— start of Records for the task —

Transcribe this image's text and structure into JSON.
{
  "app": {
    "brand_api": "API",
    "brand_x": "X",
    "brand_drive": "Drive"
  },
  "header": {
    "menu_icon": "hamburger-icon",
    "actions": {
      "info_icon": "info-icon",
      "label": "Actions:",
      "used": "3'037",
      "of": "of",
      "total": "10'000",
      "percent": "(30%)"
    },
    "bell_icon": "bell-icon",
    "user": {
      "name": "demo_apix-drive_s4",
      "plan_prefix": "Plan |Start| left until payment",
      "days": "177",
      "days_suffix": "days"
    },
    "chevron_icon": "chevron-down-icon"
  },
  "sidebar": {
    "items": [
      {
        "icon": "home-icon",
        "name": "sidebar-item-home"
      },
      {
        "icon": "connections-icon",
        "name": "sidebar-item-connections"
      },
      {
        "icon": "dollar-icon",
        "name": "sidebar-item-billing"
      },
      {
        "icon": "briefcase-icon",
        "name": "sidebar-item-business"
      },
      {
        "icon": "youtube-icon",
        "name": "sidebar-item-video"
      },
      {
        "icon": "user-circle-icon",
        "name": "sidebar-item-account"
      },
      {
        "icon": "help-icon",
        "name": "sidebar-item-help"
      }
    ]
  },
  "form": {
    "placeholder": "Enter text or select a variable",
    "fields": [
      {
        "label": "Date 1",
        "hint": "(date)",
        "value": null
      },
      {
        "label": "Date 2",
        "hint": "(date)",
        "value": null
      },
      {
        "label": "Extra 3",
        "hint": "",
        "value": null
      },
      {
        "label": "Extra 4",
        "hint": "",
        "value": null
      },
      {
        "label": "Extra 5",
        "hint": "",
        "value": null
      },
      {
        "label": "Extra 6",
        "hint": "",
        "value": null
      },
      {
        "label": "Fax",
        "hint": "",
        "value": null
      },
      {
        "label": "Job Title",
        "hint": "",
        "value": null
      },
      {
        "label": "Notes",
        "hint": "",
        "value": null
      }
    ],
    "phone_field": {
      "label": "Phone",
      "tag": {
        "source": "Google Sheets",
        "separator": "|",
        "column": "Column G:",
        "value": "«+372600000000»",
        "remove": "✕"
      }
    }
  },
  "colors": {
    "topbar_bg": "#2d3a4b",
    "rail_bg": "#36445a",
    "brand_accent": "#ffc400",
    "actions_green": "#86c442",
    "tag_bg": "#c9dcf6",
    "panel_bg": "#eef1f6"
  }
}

— end of Records for the task —

■ Task objective: Search the data above for lines holding "Extra" and copy each of them.

■ Worked solution:
        "label": "Extra 3",
        "label": "Extra 4",
        "label": "Extra 5",
        "label": "Extra 6",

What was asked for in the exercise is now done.